### MATERIAL PROVIDED
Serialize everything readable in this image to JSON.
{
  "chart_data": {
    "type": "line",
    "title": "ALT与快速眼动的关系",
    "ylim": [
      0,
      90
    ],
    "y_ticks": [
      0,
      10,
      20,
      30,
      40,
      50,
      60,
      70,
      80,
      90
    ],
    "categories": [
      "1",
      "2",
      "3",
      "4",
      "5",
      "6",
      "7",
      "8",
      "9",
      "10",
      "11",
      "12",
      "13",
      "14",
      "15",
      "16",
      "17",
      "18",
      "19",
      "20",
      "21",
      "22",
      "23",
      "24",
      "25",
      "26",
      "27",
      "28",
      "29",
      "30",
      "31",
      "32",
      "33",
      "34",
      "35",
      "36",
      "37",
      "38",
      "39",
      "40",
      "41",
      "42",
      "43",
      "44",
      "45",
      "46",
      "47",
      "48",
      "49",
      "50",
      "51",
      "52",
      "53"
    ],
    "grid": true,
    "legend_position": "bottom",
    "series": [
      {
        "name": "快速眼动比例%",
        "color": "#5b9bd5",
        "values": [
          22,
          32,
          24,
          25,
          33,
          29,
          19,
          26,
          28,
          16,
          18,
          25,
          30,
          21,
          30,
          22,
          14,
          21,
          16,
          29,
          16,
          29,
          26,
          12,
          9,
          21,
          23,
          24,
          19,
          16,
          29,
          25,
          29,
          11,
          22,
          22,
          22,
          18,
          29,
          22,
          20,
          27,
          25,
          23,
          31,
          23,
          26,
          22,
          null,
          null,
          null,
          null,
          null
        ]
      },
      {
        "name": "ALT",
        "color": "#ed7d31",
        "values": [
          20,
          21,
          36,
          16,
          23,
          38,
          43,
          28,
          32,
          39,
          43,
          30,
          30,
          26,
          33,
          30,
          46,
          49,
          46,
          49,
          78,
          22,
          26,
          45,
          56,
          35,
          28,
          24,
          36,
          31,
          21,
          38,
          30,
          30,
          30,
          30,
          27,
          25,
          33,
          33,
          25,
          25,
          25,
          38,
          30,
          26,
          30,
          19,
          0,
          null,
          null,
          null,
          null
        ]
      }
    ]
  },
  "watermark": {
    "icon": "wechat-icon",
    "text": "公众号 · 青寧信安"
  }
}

### EXERCISE REQUIREMENTS
Each record above should be repeated exactly as it appears.

### OUTPUT FOR THIS EXERCISE
Serialize everything readable in this image to JSON.
{
  "chart_data": {
    "type": "line",
    "title": "ALT与快速眼动的关系",
    "ylim": [
      0,
      90
    ],
    "y_ticks": [
      0,
      10,
      20,
      30,
      40,
      50,
      60,
      70,
      80,
      90
    ],
    "categories": [
      "1",
      "2",
      "3",
      "4",
      "5",
      "6",
      "7",
      "8",
      "9",
      "10",
      "11",
      "12",
      "13",
      "14",
      "15",
      "16",
      "17",
      "18",
      "19",
      "20",
      "21",
      "22",
      "23",
      "24",
      "25",
      "26",
      "27",
      "28",
      "29",
      "30",
      "31",
      "32",
      "33",
      "34",
      "35",
      "36",
      "37",
      "38",
      "39",
      "40",
      "41",
      "42",
      "43",
      "44",
      "45",
      "46",
      "47",
      "48",
      "49",
      "50",
      "51",
      "52",
      "53"
    ],
    "grid": true,
    "legend_position": "bottom",
    "series": [
      {
        "name": "快速眼动比例%",
        "color": "#5b9bd5",
        "values": [
          22,
          32,
          24,
          25,
          33,
          29,
          19,
          26,
          28,
          16,
          18,
          25,
          30,
          21,
          30,
          22,
          14,
          21,
          16,
          29,
          16,
          29,
          26,
          12,
          9,
          21,
          23,
          24,
          19,
          16,
          29,
          25,
          29,
          11,
          22,
          22,
          22,
          18,
          29,
          22,
          20,
          27,
          25,
          23,
          31,
          23,
          26,
          22,
          null,
          null,
          null,
          null,
          null
        ]
      },
      {
        "name": "ALT",
        "color": "#ed7d31",
        "values": [
          20,
          21,
          36,
          16,
          23,
          38,
          43,
          28,
          32,
          39,
          43,
          30,
          30,
          26,
          33,
          30,
          46,
          49,
          46,
          49,
          78,
          22,
          26,
          45,
          56,
          35,
          28,
          24,
          36,
          31,
          21,
          38,
          30,
          30,
          30,
          30,
          27,
          25,
          33,
          33,
          25,
          25,
          25,
          38,
          30,
          26,
          30,
          19,
          0,
          null,
          null,
          null,
          null
        ]
      }
    ]
  },
  "watermark": {
    "icon": "wechat-icon",
    "text": "公众号 · 青寧信安"
  }
}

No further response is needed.